------ Records shown ------
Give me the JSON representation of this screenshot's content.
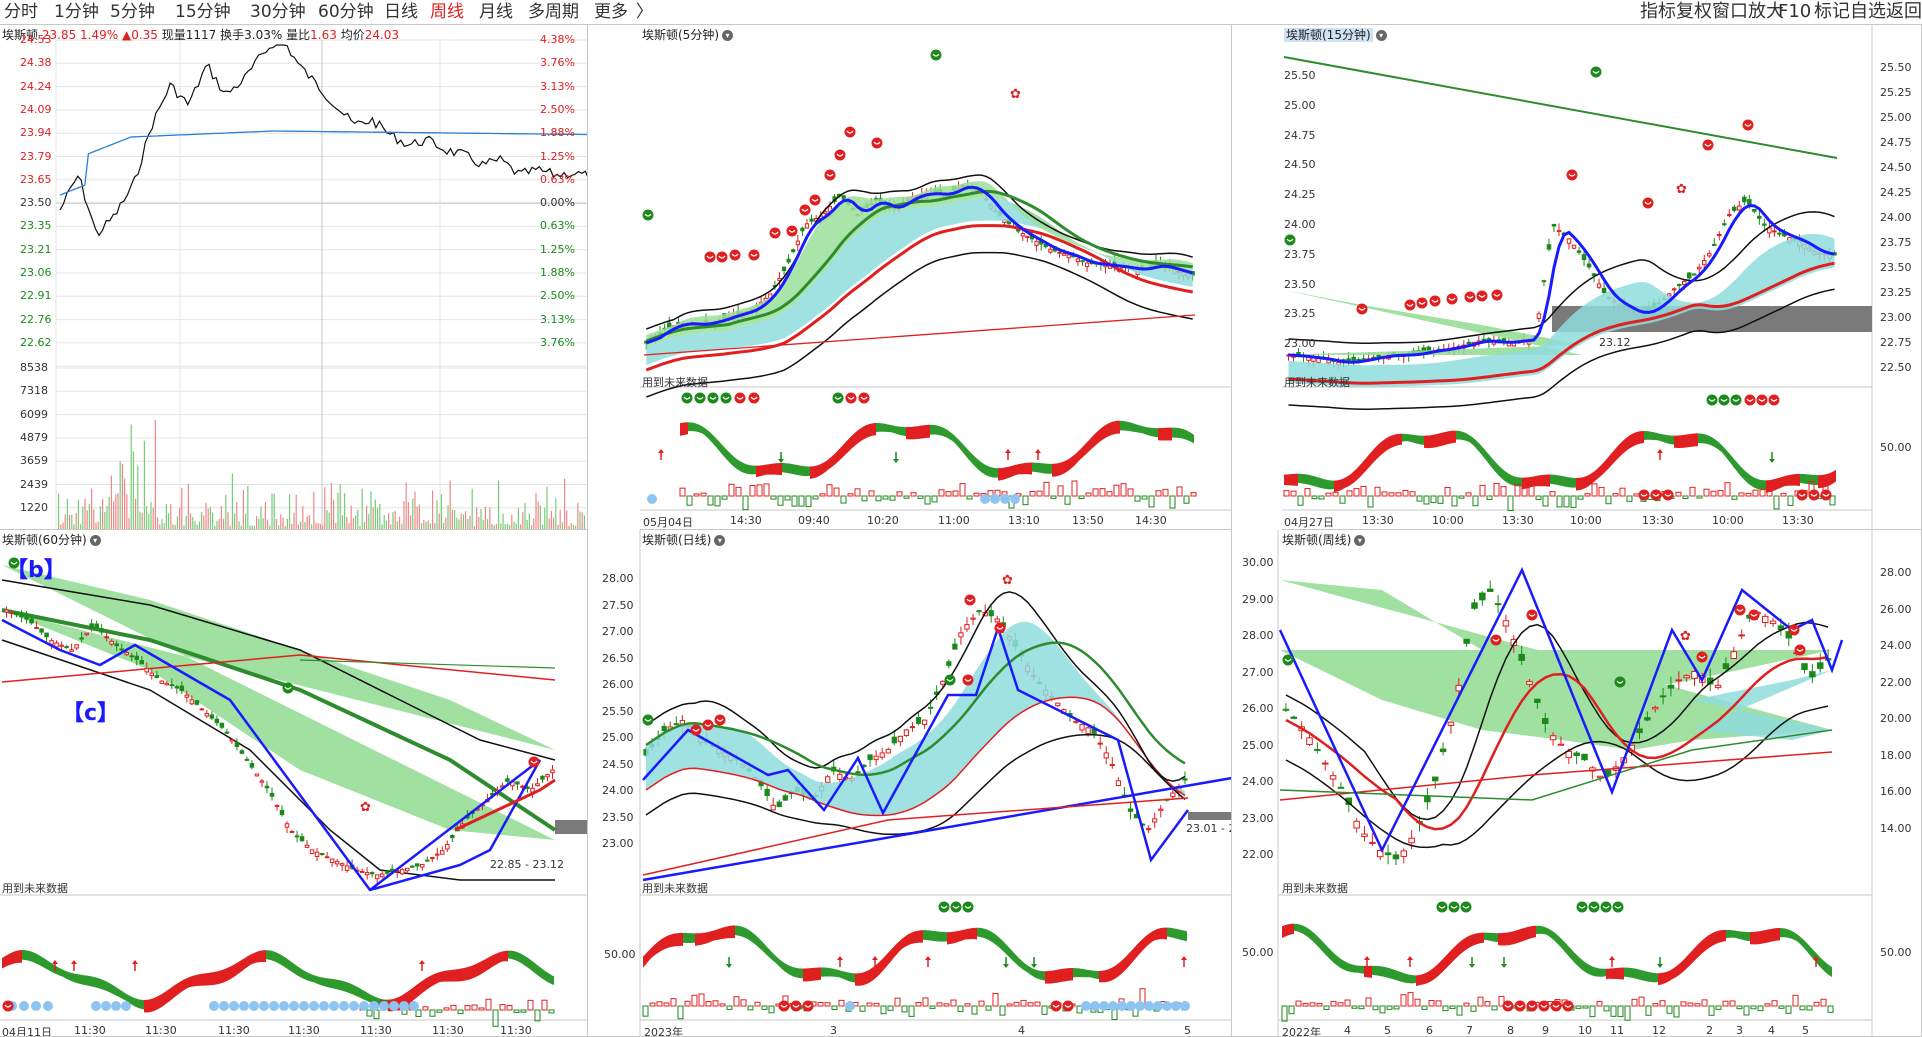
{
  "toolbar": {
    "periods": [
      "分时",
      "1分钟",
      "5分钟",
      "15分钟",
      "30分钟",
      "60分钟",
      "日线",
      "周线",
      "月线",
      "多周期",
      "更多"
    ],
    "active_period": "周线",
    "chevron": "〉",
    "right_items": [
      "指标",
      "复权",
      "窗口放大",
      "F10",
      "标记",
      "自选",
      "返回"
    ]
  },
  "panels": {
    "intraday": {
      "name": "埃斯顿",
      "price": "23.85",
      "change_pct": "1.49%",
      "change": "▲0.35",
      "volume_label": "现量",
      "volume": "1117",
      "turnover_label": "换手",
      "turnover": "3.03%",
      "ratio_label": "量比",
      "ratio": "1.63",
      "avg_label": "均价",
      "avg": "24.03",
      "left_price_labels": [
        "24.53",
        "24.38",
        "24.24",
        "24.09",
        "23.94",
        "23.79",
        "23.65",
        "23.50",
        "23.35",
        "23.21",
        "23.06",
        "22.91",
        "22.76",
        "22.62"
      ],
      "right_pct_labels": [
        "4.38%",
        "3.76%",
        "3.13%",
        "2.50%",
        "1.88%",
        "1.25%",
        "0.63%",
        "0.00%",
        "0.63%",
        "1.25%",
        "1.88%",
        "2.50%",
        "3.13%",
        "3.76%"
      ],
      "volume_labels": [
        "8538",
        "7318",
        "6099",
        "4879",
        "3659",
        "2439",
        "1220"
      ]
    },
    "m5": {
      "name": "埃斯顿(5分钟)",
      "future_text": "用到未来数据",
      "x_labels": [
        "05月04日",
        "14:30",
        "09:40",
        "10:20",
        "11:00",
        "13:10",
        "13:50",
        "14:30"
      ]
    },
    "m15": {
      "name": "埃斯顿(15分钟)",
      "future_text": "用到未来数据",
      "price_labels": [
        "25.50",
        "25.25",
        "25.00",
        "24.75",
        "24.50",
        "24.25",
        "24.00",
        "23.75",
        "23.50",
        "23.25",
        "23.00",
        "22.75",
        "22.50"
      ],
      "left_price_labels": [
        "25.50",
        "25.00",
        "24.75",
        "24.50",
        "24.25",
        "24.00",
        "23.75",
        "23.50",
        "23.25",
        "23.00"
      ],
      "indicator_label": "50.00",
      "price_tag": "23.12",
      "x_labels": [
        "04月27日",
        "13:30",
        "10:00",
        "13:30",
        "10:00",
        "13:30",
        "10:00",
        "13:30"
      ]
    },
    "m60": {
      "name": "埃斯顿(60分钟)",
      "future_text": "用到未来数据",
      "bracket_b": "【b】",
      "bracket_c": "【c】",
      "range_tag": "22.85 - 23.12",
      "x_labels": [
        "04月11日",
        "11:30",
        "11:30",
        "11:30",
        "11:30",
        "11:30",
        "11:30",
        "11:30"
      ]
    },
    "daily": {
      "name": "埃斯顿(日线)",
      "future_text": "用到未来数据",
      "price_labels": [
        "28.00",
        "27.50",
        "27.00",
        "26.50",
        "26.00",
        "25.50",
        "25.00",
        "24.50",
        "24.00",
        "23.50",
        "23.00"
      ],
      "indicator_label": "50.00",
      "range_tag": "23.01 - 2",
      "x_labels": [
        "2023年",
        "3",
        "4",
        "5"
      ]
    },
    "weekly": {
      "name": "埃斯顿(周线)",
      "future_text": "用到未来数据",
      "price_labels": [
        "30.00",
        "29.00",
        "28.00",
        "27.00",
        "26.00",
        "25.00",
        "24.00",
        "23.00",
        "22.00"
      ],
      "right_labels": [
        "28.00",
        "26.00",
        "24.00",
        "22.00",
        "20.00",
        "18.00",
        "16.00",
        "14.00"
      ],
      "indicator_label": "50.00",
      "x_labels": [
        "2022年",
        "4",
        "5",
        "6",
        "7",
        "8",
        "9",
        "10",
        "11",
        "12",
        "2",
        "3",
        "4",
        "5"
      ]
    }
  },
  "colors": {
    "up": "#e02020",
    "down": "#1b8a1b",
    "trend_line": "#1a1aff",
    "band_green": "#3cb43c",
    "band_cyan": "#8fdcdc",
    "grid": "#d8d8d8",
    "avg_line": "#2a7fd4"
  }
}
------
------ Records shown ------
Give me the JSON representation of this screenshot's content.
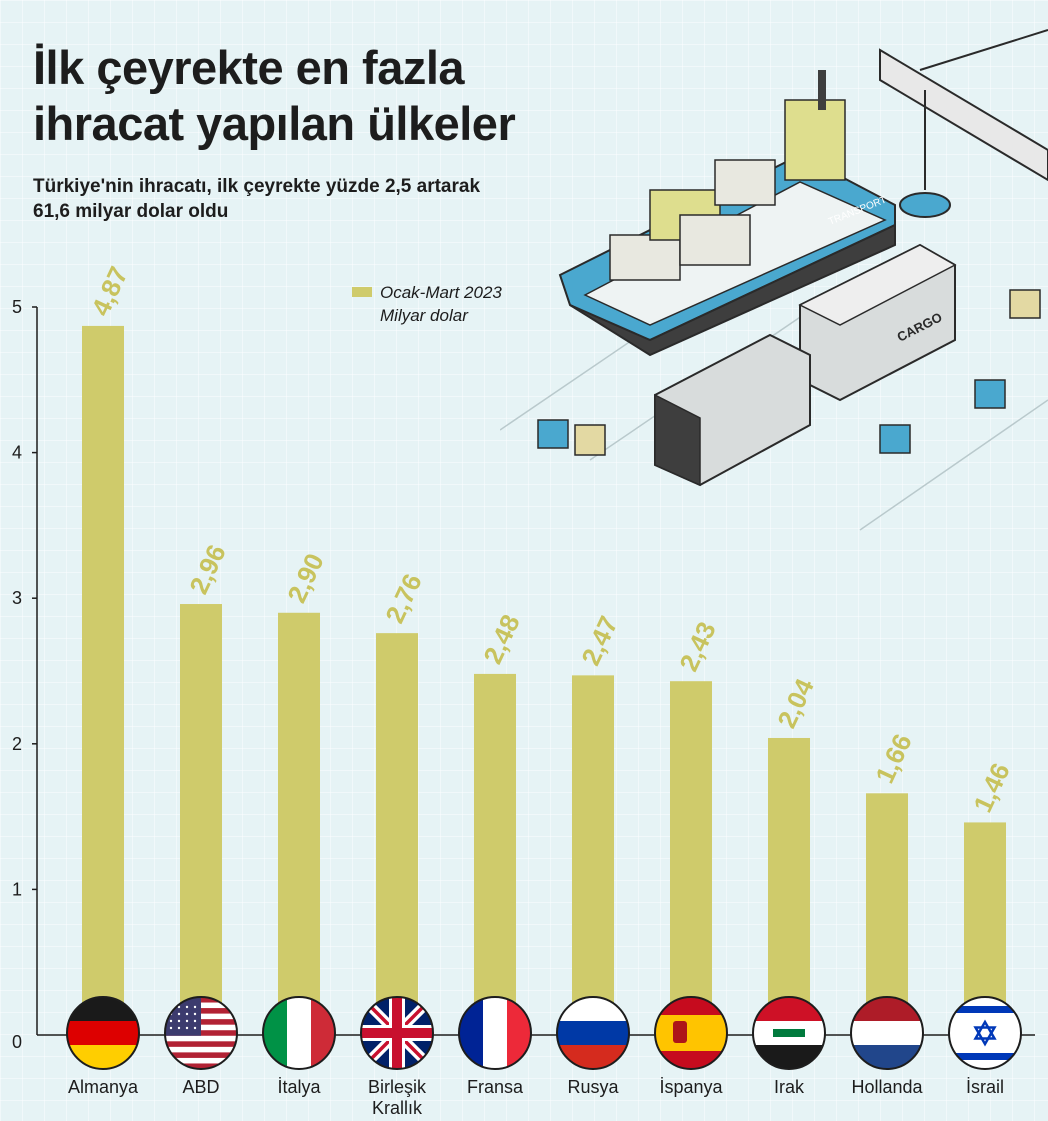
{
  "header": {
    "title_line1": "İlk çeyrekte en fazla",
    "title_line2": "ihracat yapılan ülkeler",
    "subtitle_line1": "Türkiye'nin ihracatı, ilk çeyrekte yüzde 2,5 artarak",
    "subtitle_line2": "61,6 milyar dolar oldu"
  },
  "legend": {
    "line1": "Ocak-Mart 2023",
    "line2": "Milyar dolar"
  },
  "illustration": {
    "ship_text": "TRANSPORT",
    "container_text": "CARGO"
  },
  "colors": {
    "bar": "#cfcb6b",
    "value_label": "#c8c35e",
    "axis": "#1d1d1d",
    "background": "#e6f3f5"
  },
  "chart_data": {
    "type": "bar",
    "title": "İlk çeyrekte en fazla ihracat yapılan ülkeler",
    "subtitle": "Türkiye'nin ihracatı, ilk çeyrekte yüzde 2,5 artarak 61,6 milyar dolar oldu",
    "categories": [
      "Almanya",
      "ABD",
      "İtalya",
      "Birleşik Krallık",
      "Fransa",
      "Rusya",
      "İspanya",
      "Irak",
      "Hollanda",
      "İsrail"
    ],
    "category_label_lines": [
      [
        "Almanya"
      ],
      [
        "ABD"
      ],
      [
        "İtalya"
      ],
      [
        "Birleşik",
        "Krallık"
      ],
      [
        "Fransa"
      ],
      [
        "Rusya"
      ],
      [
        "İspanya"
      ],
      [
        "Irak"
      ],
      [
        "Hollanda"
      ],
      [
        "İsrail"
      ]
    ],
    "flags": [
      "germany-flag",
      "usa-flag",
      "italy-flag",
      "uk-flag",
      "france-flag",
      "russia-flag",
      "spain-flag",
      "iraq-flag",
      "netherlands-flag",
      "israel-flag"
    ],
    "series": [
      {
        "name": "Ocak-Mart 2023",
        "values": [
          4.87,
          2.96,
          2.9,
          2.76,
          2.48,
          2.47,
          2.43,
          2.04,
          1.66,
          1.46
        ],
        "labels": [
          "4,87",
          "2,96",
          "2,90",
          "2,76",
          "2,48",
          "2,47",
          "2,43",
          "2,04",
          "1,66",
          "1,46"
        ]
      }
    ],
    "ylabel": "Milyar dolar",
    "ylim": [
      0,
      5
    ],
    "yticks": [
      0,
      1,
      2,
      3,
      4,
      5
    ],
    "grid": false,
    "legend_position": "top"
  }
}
------
Give the number of lines in the listing above that contain "yüzde", and nothing else.

__Task response__: 2